PROBLEM STATEMENT:
All of the data should be output character for character, except the pictures.

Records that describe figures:
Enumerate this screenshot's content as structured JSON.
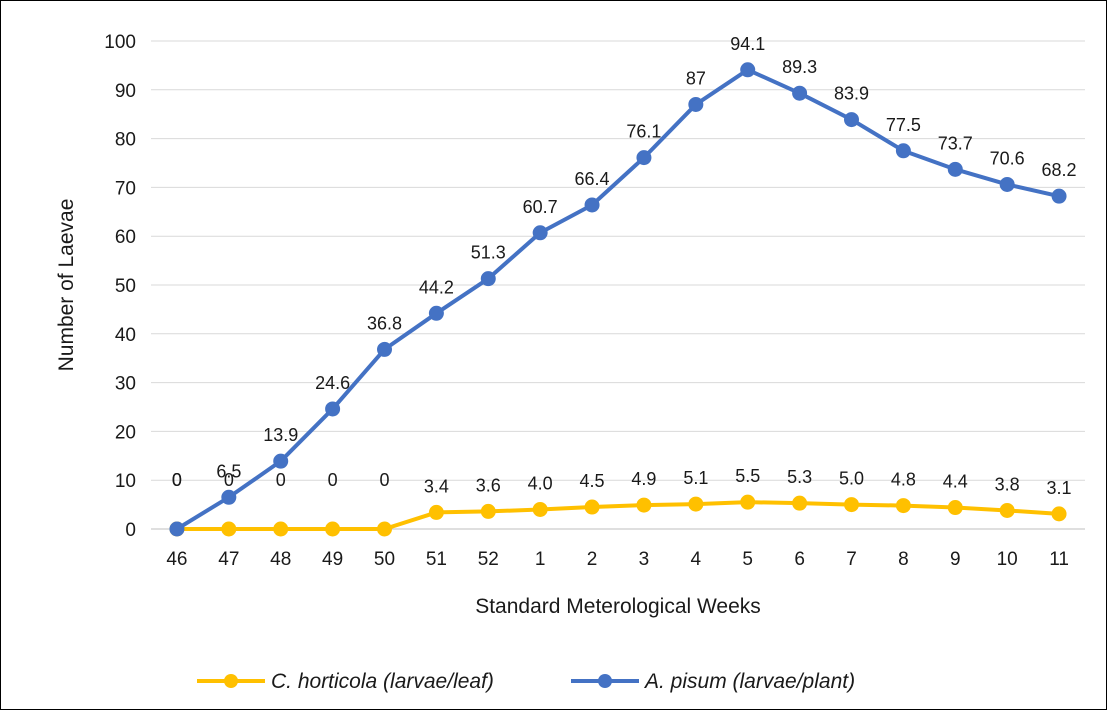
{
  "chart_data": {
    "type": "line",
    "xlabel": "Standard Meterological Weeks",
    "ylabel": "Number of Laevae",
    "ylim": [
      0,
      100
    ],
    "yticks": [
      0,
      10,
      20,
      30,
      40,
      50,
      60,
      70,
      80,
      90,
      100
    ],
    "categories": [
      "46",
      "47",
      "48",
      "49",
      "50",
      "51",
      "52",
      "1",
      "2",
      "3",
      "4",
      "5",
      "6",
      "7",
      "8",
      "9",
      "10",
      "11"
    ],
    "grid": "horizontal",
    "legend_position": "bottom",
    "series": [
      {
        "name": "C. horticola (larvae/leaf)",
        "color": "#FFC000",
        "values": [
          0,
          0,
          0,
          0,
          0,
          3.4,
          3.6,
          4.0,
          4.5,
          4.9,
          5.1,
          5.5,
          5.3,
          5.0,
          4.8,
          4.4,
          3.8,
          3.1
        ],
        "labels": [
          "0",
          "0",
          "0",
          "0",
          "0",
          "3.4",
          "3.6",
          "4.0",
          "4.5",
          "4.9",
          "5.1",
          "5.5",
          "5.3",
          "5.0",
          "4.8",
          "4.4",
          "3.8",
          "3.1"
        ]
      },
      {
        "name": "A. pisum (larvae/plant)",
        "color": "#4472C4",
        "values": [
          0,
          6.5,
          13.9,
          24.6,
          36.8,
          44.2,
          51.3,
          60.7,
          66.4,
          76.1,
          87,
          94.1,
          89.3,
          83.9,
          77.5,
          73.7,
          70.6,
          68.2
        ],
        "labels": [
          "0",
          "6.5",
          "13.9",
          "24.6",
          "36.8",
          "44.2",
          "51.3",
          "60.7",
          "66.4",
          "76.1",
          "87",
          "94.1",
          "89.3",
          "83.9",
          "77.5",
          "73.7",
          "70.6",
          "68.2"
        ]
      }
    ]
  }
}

FINAL RESULT:
Enumerate this screenshot's content as structured JSON.
{
  "chart_data": {
    "type": "line",
    "xlabel": "Standard Meterological Weeks",
    "ylabel": "Number of Laevae",
    "ylim": [
      0,
      100
    ],
    "yticks": [
      0,
      10,
      20,
      30,
      40,
      50,
      60,
      70,
      80,
      90,
      100
    ],
    "categories": [
      "46",
      "47",
      "48",
      "49",
      "50",
      "51",
      "52",
      "1",
      "2",
      "3",
      "4",
      "5",
      "6",
      "7",
      "8",
      "9",
      "10",
      "11"
    ],
    "grid": "horizontal",
    "legend_position": "bottom",
    "series": [
      {
        "name": "C. horticola (larvae/leaf)",
        "color": "#FFC000",
        "values": [
          0,
          0,
          0,
          0,
          0,
          3.4,
          3.6,
          4.0,
          4.5,
          4.9,
          5.1,
          5.5,
          5.3,
          5.0,
          4.8,
          4.4,
          3.8,
          3.1
        ],
        "labels": [
          "0",
          "0",
          "0",
          "0",
          "0",
          "3.4",
          "3.6",
          "4.0",
          "4.5",
          "4.9",
          "5.1",
          "5.5",
          "5.3",
          "5.0",
          "4.8",
          "4.4",
          "3.8",
          "3.1"
        ]
      },
      {
        "name": "A. pisum (larvae/plant)",
        "color": "#4472C4",
        "values": [
          0,
          6.5,
          13.9,
          24.6,
          36.8,
          44.2,
          51.3,
          60.7,
          66.4,
          76.1,
          87,
          94.1,
          89.3,
          83.9,
          77.5,
          73.7,
          70.6,
          68.2
        ],
        "labels": [
          "0",
          "6.5",
          "13.9",
          "24.6",
          "36.8",
          "44.2",
          "51.3",
          "60.7",
          "66.4",
          "76.1",
          "87",
          "94.1",
          "89.3",
          "83.9",
          "77.5",
          "73.7",
          "70.6",
          "68.2"
        ]
      }
    ]
  }
}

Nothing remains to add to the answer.